• **INSTRUCTIONS TO FOLLOW**: Go through the records underneath and write each one out again exactly.
= = =
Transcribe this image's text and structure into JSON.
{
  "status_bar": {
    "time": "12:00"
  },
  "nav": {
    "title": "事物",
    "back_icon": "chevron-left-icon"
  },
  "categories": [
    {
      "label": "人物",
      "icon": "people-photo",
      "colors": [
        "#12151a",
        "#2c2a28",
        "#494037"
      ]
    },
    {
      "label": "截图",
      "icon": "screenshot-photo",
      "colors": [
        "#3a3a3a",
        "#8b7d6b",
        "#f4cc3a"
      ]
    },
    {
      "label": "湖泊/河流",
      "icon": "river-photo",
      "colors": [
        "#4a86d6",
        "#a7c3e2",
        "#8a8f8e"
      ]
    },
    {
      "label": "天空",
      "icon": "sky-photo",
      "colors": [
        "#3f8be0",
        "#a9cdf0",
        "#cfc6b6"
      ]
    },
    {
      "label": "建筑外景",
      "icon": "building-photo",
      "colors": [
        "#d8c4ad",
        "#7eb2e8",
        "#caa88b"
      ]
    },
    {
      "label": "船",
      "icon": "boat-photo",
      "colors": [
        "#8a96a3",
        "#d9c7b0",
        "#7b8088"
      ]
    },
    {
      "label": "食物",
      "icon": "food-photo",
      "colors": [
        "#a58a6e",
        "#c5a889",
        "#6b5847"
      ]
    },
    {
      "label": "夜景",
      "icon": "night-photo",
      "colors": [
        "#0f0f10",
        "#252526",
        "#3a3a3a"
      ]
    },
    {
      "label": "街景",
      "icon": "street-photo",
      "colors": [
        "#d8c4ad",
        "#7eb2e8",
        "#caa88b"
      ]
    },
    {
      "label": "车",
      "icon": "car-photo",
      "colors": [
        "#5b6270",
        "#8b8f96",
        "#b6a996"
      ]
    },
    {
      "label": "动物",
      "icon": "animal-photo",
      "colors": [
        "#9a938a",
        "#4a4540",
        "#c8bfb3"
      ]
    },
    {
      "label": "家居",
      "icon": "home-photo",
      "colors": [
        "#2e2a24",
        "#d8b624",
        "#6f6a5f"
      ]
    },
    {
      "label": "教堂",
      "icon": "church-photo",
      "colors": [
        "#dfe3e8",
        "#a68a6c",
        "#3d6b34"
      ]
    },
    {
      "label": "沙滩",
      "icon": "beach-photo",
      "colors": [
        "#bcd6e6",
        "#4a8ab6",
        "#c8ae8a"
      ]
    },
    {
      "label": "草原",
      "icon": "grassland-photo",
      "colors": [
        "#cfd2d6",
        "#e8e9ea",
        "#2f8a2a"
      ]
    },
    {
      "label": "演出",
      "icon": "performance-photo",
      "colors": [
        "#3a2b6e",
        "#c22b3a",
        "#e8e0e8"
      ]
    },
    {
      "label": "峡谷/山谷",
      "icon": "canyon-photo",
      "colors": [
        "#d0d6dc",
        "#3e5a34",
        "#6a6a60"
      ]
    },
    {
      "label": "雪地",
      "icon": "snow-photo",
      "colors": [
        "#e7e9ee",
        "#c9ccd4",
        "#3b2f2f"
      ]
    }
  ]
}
= = =
• **REPLY**:
Transcribe this image's text and structure into JSON.
{
  "status_bar": {
    "time": "12:00"
  },
  "nav": {
    "title": "事物",
    "back_icon": "chevron-left-icon"
  },
  "categories": [
    {
      "label": "人物",
      "icon": "people-photo",
      "colors": [
        "#12151a",
        "#2c2a28",
        "#494037"
      ]
    },
    {
      "label": "截图",
      "icon": "screenshot-photo",
      "colors": [
        "#3a3a3a",
        "#8b7d6b",
        "#f4cc3a"
      ]
    },
    {
      "label": "湖泊/河流",
      "icon": "river-photo",
      "colors": [
        "#4a86d6",
        "#a7c3e2",
        "#8a8f8e"
      ]
    },
    {
      "label": "天空",
      "icon": "sky-photo",
      "colors": [
        "#3f8be0",
        "#a9cdf0",
        "#cfc6b6"
      ]
    },
    {
      "label": "建筑外景",
      "icon": "building-photo",
      "colors": [
        "#d8c4ad",
        "#7eb2e8",
        "#caa88b"
      ]
    },
    {
      "label": "船",
      "icon": "boat-photo",
      "colors": [
        "#8a96a3",
        "#d9c7b0",
        "#7b8088"
      ]
    },
    {
      "label": "食物",
      "icon": "food-photo",
      "colors": [
        "#a58a6e",
        "#c5a889",
        "#6b5847"
      ]
    },
    {
      "label": "夜景",
      "icon": "night-photo",
      "colors": [
        "#0f0f10",
        "#252526",
        "#3a3a3a"
      ]
    },
    {
      "label": "街景",
      "icon": "street-photo",
      "colors": [
        "#d8c4ad",
        "#7eb2e8",
        "#caa88b"
      ]
    },
    {
      "label": "车",
      "icon": "car-photo",
      "colors": [
        "#5b6270",
        "#8b8f96",
        "#b6a996"
      ]
    },
    {
      "label": "动物",
      "icon": "animal-photo",
      "colors": [
        "#9a938a",
        "#4a4540",
        "#c8bfb3"
      ]
    },
    {
      "label": "家居",
      "icon": "home-photo",
      "colors": [
        "#2e2a24",
        "#d8b624",
        "#6f6a5f"
      ]
    },
    {
      "label": "教堂",
      "icon": "church-photo",
      "colors": [
        "#dfe3e8",
        "#a68a6c",
        "#3d6b34"
      ]
    },
    {
      "label": "沙滩",
      "icon": "beach-photo",
      "colors": [
        "#bcd6e6",
        "#4a8ab6",
        "#c8ae8a"
      ]
    },
    {
      "label": "草原",
      "icon": "grassland-photo",
      "colors": [
        "#cfd2d6",
        "#e8e9ea",
        "#2f8a2a"
      ]
    },
    {
      "label": "演出",
      "icon": "performance-photo",
      "colors": [
        "#3a2b6e",
        "#c22b3a",
        "#e8e0e8"
      ]
    },
    {
      "label": "峡谷/山谷",
      "icon": "canyon-photo",
      "colors": [
        "#d0d6dc",
        "#3e5a34",
        "#6a6a60"
      ]
    },
    {
      "label": "雪地",
      "icon": "snow-photo",
      "colors": [
        "#e7e9ee",
        "#c9ccd4",
        "#3b2f2f"
      ]
    }
  ]
}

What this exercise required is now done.